[Element location listings]
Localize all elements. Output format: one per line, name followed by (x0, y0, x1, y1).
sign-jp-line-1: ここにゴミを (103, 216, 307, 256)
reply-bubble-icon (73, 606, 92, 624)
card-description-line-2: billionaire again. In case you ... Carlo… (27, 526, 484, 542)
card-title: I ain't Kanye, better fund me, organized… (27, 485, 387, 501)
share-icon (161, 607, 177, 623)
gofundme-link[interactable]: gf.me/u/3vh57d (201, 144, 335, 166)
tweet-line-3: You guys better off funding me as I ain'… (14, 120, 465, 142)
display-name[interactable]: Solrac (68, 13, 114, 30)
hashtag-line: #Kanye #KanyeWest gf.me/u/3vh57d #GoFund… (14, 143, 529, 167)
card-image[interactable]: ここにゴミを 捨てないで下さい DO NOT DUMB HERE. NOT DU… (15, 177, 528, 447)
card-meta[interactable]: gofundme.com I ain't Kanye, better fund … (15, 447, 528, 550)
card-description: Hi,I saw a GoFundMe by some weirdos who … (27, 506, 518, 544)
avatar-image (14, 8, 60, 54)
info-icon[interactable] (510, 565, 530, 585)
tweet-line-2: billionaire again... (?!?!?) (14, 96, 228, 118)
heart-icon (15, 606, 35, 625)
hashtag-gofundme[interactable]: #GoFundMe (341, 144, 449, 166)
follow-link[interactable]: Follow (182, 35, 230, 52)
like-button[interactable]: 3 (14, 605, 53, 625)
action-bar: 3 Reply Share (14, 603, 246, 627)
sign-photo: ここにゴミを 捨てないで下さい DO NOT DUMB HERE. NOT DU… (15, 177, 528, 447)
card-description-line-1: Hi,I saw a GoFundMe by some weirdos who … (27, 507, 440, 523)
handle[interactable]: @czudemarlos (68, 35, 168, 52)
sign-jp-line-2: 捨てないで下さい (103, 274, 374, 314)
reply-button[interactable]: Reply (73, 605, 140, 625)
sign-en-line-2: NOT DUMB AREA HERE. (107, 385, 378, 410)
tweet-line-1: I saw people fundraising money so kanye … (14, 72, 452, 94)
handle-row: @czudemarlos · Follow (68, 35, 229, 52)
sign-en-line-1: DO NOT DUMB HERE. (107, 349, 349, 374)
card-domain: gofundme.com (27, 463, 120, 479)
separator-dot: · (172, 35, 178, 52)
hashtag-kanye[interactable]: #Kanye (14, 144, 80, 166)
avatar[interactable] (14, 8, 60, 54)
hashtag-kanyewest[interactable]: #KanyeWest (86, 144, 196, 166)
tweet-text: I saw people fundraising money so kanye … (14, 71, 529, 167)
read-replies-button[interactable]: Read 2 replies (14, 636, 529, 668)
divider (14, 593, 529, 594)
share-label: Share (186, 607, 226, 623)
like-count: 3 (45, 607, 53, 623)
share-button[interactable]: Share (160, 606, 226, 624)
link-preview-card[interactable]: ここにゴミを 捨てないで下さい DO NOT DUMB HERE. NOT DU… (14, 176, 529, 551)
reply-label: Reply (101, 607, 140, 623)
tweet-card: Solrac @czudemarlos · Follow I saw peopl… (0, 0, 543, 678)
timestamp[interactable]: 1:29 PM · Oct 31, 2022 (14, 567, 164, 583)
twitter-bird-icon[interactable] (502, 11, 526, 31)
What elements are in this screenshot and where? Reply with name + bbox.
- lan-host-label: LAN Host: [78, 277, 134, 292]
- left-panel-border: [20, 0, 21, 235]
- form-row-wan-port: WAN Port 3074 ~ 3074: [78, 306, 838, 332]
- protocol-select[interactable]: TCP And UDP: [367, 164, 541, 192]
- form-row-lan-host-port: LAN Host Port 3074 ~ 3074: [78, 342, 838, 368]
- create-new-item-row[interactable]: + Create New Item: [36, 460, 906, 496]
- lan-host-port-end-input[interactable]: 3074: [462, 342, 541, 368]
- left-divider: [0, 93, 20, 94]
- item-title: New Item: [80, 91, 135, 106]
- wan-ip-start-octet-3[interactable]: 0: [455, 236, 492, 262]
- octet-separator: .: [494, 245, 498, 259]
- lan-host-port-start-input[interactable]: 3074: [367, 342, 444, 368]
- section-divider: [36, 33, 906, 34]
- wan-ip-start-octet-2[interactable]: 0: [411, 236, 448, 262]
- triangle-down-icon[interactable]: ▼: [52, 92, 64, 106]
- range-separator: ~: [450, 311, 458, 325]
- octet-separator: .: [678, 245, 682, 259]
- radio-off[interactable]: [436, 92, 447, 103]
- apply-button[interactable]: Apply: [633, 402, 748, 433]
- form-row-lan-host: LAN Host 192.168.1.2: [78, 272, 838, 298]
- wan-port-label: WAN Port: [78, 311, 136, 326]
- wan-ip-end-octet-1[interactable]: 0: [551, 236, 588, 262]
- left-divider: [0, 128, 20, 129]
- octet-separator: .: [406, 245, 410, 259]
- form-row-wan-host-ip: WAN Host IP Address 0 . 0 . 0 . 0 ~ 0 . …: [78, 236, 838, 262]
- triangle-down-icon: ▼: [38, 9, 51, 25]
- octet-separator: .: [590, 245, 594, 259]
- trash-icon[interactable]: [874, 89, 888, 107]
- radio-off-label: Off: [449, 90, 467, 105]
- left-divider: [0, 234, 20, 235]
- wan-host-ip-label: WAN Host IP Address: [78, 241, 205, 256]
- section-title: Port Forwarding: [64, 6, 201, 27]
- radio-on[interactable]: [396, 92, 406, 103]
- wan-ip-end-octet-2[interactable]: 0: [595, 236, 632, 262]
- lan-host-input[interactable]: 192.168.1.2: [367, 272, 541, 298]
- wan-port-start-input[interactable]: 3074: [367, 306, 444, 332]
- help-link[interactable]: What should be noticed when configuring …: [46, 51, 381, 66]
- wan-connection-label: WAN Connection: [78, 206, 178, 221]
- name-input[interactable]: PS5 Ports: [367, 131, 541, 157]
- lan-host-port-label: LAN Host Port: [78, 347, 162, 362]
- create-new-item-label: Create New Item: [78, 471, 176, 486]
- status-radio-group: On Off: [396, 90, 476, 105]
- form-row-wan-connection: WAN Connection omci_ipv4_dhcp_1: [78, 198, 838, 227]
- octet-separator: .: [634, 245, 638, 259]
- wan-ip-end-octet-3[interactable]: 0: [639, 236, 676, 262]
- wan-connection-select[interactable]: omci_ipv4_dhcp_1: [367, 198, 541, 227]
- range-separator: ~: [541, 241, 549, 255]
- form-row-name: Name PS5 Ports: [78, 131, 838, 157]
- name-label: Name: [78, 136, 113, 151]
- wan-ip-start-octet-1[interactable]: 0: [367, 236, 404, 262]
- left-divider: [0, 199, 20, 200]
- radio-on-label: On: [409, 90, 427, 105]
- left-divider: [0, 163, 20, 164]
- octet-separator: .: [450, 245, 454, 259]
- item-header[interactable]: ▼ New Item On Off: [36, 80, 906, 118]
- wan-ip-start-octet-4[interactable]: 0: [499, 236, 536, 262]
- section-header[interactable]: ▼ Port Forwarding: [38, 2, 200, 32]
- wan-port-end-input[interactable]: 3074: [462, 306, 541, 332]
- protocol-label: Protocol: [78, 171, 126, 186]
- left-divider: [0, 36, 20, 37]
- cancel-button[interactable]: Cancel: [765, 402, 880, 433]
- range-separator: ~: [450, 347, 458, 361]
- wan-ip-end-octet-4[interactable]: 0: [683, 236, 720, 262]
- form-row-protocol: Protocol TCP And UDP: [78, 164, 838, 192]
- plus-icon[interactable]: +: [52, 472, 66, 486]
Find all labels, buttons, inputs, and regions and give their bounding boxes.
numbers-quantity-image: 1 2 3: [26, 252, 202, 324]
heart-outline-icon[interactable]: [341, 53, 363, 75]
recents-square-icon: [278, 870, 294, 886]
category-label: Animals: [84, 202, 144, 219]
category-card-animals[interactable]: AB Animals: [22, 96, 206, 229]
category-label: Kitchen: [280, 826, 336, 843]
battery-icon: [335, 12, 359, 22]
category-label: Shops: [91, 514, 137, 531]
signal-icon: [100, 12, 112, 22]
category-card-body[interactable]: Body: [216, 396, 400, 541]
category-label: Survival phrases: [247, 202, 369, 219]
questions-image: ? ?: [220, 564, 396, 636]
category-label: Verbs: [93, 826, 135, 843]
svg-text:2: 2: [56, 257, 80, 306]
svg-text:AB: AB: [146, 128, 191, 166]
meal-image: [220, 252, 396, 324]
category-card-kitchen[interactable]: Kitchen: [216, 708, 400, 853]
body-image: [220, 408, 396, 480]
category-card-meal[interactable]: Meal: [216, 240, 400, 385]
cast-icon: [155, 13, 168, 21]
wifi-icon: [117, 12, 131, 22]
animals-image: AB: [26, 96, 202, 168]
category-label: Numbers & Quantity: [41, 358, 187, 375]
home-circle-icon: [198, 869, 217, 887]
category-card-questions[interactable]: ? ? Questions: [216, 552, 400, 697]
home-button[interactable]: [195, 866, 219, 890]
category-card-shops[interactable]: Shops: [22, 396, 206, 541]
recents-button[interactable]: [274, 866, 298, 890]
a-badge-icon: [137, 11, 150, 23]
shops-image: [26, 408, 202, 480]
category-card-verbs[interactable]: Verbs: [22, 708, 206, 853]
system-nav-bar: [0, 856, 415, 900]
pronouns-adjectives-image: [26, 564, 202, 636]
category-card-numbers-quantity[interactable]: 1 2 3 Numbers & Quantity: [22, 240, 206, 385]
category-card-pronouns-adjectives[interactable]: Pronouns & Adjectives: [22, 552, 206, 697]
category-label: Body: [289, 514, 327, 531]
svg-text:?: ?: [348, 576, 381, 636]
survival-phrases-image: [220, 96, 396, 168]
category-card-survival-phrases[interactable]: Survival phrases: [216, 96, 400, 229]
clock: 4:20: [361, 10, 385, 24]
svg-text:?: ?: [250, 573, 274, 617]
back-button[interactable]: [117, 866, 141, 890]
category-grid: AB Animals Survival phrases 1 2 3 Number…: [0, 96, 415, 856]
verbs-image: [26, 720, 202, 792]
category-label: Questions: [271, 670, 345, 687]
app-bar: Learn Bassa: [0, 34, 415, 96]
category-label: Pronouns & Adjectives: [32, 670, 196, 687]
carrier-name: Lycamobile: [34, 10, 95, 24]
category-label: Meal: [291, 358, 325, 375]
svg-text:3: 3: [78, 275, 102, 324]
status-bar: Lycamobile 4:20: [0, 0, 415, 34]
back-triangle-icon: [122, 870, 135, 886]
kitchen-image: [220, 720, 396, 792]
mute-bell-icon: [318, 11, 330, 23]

Your instructions.
Update the records from their first line through the line containing "card-description-line-2: billionaire again.", replacing "Localize" with "Find" and leaving everything else unchanged.

Solution.
Find all elements. Output format: one per line, name followed by (x0, y0, x1, y1).
sign-jp-line-1: ここにゴミを (103, 216, 307, 256)
reply-bubble-icon (73, 606, 92, 624)
card-description-line-2: billionaire again. In case you ... Carlo… (27, 526, 484, 542)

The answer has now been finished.